DIRECTIONS FOR THIS TASK
Without omitting anything, return the records precisely as given.

RECORDS FOR PROCESSING
## Start
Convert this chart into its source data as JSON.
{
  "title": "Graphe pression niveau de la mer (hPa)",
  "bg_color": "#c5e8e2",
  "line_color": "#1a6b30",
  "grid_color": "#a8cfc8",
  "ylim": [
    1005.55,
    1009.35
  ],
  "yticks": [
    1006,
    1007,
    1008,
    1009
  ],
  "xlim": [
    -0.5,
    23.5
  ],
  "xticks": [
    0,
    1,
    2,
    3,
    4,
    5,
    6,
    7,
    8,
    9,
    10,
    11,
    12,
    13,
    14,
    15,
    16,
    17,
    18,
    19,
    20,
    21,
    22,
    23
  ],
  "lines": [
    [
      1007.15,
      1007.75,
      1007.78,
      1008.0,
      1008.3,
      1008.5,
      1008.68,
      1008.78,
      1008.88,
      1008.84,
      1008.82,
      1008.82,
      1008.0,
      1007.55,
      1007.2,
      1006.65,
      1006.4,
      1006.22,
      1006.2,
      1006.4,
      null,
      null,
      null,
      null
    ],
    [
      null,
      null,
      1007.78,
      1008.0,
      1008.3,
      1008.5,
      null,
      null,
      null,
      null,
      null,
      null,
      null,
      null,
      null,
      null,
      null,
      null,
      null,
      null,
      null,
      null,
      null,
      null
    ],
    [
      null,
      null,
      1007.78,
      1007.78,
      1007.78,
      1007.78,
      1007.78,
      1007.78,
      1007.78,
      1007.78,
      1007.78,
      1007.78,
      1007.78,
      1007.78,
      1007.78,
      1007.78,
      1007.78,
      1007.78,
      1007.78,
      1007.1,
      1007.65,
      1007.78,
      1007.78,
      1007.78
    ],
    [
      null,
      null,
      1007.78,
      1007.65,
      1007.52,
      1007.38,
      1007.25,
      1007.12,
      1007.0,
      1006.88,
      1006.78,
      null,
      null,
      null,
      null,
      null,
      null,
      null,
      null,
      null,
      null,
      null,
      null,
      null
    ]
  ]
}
## End
TASK OUTPUT
Convert this chart into its source data as JSON.
{
  "title": "Graphe pression niveau de la mer (hPa)",
  "bg_color": "#c5e8e2",
  "line_color": "#1a6b30",
  "grid_color": "#a8cfc8",
  "ylim": [
    1005.55,
    1009.35
  ],
  "yticks": [
    1006,
    1007,
    1008,
    1009
  ],
  "xlim": [
    -0.5,
    23.5
  ],
  "xticks": [
    0,
    1,
    2,
    3,
    4,
    5,
    6,
    7,
    8,
    9,
    10,
    11,
    12,
    13,
    14,
    15,
    16,
    17,
    18,
    19,
    20,
    21,
    22,
    23
  ],
  "lines": [
    [
      1007.15,
      1007.75,
      1007.78,
      1008.0,
      1008.3,
      1008.5,
      1008.68,
      1008.78,
      1008.88,
      1008.84,
      1008.82,
      1008.82,
      1008.0,
      1007.55,
      1007.2,
      1006.65,
      1006.4,
      1006.22,
      1006.2,
      1006.4,
      null,
      null,
      null,
      null
    ],
    [
      null,
      null,
      1007.78,
      1008.0,
      1008.3,
      1008.5,
      null,
      null,
      null,
      null,
      null,
      null,
      null,
      null,
      null,
      null,
      null,
      null,
      null,
      null,
      null,
      null,
      null,
      null
    ],
    [
      null,
      null,
      1007.78,
      1007.78,
      1007.78,
      1007.78,
      1007.78,
      1007.78,
      1007.78,
      1007.78,
      1007.78,
      1007.78,
      1007.78,
      1007.78,
      1007.78,
      1007.78,
      1007.78,
      1007.78,
      1007.78,
      1007.1,
      1007.65,
      1007.78,
      1007.78,
      1007.78
    ],
    [
      null,
      null,
      1007.78,
      1007.65,
      1007.52,
      1007.38,
      1007.25,
      1007.12,
      1007.0,
      1006.88,
      1006.78,
      null,
      null,
      null,
      null,
      null,
      null,
      null,
      null,
      null,
      null,
      null,
      null,
      null
    ]
  ]
}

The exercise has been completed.